DIRECTIONS FOR THIS TASK: Type out the records that follow, exactly as given.

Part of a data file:

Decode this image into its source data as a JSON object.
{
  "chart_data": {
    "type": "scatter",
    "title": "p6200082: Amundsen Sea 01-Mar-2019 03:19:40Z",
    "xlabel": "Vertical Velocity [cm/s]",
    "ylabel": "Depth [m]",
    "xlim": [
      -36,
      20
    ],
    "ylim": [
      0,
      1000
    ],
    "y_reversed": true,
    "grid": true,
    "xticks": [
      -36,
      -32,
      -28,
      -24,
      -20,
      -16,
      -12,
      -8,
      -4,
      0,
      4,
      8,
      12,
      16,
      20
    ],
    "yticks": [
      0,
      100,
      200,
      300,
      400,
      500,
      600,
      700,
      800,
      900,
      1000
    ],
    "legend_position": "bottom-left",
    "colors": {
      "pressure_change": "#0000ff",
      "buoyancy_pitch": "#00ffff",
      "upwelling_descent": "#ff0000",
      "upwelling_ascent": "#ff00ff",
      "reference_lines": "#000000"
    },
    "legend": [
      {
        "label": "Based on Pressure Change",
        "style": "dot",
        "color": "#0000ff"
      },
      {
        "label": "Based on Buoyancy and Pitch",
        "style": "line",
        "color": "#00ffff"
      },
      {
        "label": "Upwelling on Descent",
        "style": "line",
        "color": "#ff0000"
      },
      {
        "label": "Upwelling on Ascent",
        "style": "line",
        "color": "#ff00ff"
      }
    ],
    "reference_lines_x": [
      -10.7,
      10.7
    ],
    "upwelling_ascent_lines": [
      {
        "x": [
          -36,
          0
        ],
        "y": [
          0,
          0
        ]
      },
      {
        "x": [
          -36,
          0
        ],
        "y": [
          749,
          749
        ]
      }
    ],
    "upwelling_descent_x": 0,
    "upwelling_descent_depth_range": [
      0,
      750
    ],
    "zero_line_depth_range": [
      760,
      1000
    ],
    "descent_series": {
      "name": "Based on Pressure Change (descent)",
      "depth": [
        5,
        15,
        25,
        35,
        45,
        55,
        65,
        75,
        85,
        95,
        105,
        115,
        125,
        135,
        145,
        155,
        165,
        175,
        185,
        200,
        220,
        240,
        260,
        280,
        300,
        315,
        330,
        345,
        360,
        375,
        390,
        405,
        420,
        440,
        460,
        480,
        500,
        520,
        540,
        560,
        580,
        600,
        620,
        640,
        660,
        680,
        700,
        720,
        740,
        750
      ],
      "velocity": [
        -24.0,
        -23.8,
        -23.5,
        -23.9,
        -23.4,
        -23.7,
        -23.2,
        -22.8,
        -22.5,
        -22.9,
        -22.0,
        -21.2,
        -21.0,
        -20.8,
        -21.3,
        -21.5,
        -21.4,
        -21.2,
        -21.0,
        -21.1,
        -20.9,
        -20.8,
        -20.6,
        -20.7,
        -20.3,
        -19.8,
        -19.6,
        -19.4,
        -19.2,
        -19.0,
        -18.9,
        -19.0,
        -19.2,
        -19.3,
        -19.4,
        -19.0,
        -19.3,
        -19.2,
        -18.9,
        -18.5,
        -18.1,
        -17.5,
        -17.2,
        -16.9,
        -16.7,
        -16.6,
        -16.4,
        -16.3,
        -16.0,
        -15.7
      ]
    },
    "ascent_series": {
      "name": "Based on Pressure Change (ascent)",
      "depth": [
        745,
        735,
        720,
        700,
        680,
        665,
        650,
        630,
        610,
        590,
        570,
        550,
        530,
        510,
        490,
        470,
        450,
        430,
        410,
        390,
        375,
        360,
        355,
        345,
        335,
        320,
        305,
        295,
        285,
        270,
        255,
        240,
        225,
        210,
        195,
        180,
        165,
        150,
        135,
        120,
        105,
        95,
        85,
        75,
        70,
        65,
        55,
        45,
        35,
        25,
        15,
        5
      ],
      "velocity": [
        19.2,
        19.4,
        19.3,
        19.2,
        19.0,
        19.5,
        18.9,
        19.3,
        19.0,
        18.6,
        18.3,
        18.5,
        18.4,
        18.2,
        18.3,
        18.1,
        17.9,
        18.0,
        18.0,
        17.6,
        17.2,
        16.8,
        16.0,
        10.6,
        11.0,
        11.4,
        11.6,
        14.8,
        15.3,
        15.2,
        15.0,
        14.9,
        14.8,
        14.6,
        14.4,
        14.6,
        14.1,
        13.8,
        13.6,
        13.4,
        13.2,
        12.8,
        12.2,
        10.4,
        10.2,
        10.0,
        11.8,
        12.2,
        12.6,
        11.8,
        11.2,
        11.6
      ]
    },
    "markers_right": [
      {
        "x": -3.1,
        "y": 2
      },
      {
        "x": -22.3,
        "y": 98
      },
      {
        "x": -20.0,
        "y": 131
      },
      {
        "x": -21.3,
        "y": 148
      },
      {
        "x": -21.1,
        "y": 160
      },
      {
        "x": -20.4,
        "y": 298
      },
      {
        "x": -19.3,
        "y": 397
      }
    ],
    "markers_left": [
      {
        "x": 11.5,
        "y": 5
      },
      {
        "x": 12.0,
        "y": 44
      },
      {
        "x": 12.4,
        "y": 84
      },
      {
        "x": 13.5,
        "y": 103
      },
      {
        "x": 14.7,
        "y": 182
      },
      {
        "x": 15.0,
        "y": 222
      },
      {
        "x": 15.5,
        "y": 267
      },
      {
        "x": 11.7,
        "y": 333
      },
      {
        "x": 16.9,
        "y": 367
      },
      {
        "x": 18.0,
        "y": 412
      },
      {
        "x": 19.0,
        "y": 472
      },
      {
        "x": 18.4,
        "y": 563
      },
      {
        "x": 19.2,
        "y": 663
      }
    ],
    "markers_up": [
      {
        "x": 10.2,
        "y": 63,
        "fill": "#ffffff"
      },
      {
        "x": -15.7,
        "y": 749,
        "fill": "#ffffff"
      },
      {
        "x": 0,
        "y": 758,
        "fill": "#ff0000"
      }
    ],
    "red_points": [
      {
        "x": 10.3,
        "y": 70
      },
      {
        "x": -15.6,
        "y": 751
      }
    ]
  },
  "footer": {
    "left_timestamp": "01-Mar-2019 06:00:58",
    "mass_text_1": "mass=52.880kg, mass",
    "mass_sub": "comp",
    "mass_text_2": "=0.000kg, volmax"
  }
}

REPLY:
Decode this image into its source data as a JSON object.
{
  "chart_data": {
    "type": "scatter",
    "title": "p6200082: Amundsen Sea 01-Mar-2019 03:19:40Z",
    "xlabel": "Vertical Velocity [cm/s]",
    "ylabel": "Depth [m]",
    "xlim": [
      -36,
      20
    ],
    "ylim": [
      0,
      1000
    ],
    "y_reversed": true,
    "grid": true,
    "xticks": [
      -36,
      -32,
      -28,
      -24,
      -20,
      -16,
      -12,
      -8,
      -4,
      0,
      4,
      8,
      12,
      16,
      20
    ],
    "yticks": [
      0,
      100,
      200,
      300,
      400,
      500,
      600,
      700,
      800,
      900,
      1000
    ],
    "legend_position": "bottom-left",
    "colors": {
      "pressure_change": "#0000ff",
      "buoyancy_pitch": "#00ffff",
      "upwelling_descent": "#ff0000",
      "upwelling_ascent": "#ff00ff",
      "reference_lines": "#000000"
    },
    "legend": [
      {
        "label": "Based on Pressure Change",
        "style": "dot",
        "color": "#0000ff"
      },
      {
        "label": "Based on Buoyancy and Pitch",
        "style": "line",
        "color": "#00ffff"
      },
      {
        "label": "Upwelling on Descent",
        "style": "line",
        "color": "#ff0000"
      },
      {
        "label": "Upwelling on Ascent",
        "style": "line",
        "color": "#ff00ff"
      }
    ],
    "reference_lines_x": [
      -10.7,
      10.7
    ],
    "upwelling_ascent_lines": [
      {
        "x": [
          -36,
          0
        ],
        "y": [
          0,
          0
        ]
      },
      {
        "x": [
          -36,
          0
        ],
        "y": [
          749,
          749
        ]
      }
    ],
    "upwelling_descent_x": 0,
    "upwelling_descent_depth_range": [
      0,
      750
    ],
    "zero_line_depth_range": [
      760,
      1000
    ],
    "descent_series": {
      "name": "Based on Pressure Change (descent)",
      "depth": [
        5,
        15,
        25,
        35,
        45,
        55,
        65,
        75,
        85,
        95,
        105,
        115,
        125,
        135,
        145,
        155,
        165,
        175,
        185,
        200,
        220,
        240,
        260,
        280,
        300,
        315,
        330,
        345,
        360,
        375,
        390,
        405,
        420,
        440,
        460,
        480,
        500,
        520,
        540,
        560,
        580,
        600,
        620,
        640,
        660,
        680,
        700,
        720,
        740,
        750
      ],
      "velocity": [
        -24.0,
        -23.8,
        -23.5,
        -23.9,
        -23.4,
        -23.7,
        -23.2,
        -22.8,
        -22.5,
        -22.9,
        -22.0,
        -21.2,
        -21.0,
        -20.8,
        -21.3,
        -21.5,
        -21.4,
        -21.2,
        -21.0,
        -21.1,
        -20.9,
        -20.8,
        -20.6,
        -20.7,
        -20.3,
        -19.8,
        -19.6,
        -19.4,
        -19.2,
        -19.0,
        -18.9,
        -19.0,
        -19.2,
        -19.3,
        -19.4,
        -19.0,
        -19.3,
        -19.2,
        -18.9,
        -18.5,
        -18.1,
        -17.5,
        -17.2,
        -16.9,
        -16.7,
        -16.6,
        -16.4,
        -16.3,
        -16.0,
        -15.7
      ]
    },
    "ascent_series": {
      "name": "Based on Pressure Change (ascent)",
      "depth": [
        745,
        735,
        720,
        700,
        680,
        665,
        650,
        630,
        610,
        590,
        570,
        550,
        530,
        510,
        490,
        470,
        450,
        430,
        410,
        390,
        375,
        360,
        355,
        345,
        335,
        320,
        305,
        295,
        285,
        270,
        255,
        240,
        225,
        210,
        195,
        180,
        165,
        150,
        135,
        120,
        105,
        95,
        85,
        75,
        70,
        65,
        55,
        45,
        35,
        25,
        15,
        5
      ],
      "velocity": [
        19.2,
        19.4,
        19.3,
        19.2,
        19.0,
        19.5,
        18.9,
        19.3,
        19.0,
        18.6,
        18.3,
        18.5,
        18.4,
        18.2,
        18.3,
        18.1,
        17.9,
        18.0,
        18.0,
        17.6,
        17.2,
        16.8,
        16.0,
        10.6,
        11.0,
        11.4,
        11.6,
        14.8,
        15.3,
        15.2,
        15.0,
        14.9,
        14.8,
        14.6,
        14.4,
        14.6,
        14.1,
        13.8,
        13.6,
        13.4,
        13.2,
        12.8,
        12.2,
        10.4,
        10.2,
        10.0,
        11.8,
        12.2,
        12.6,
        11.8,
        11.2,
        11.6
      ]
    },
    "markers_right": [
      {
        "x": -3.1,
        "y": 2
      },
      {
        "x": -22.3,
        "y": 98
      },
      {
        "x": -20.0,
        "y": 131
      },
      {
        "x": -21.3,
        "y": 148
      },
      {
        "x": -21.1,
        "y": 160
      },
      {
        "x": -20.4,
        "y": 298
      },
      {
        "x": -19.3,
        "y": 397
      }
    ],
    "markers_left": [
      {
        "x": 11.5,
        "y": 5
      },
      {
        "x": 12.0,
        "y": 44
      },
      {
        "x": 12.4,
        "y": 84
      },
      {
        "x": 13.5,
        "y": 103
      },
      {
        "x": 14.7,
        "y": 182
      },
      {
        "x": 15.0,
        "y": 222
      },
      {
        "x": 15.5,
        "y": 267
      },
      {
        "x": 11.7,
        "y": 333
      },
      {
        "x": 16.9,
        "y": 367
      },
      {
        "x": 18.0,
        "y": 412
      },
      {
        "x": 19.0,
        "y": 472
      },
      {
        "x": 18.4,
        "y": 563
      },
      {
        "x": 19.2,
        "y": 663
      }
    ],
    "markers_up": [
      {
        "x": 10.2,
        "y": 63,
        "fill": "#ffffff"
      },
      {
        "x": -15.7,
        "y": 749,
        "fill": "#ffffff"
      },
      {
        "x": 0,
        "y": 758,
        "fill": "#ff0000"
      }
    ],
    "red_points": [
      {
        "x": 10.3,
        "y": 70
      },
      {
        "x": -15.6,
        "y": 751
      }
    ]
  },
  "footer": {
    "left_timestamp": "01-Mar-2019 06:00:58",
    "mass_text_1": "mass=52.880kg, mass",
    "mass_sub": "comp",
    "mass_text_2": "=0.000kg, volmax"
  }
}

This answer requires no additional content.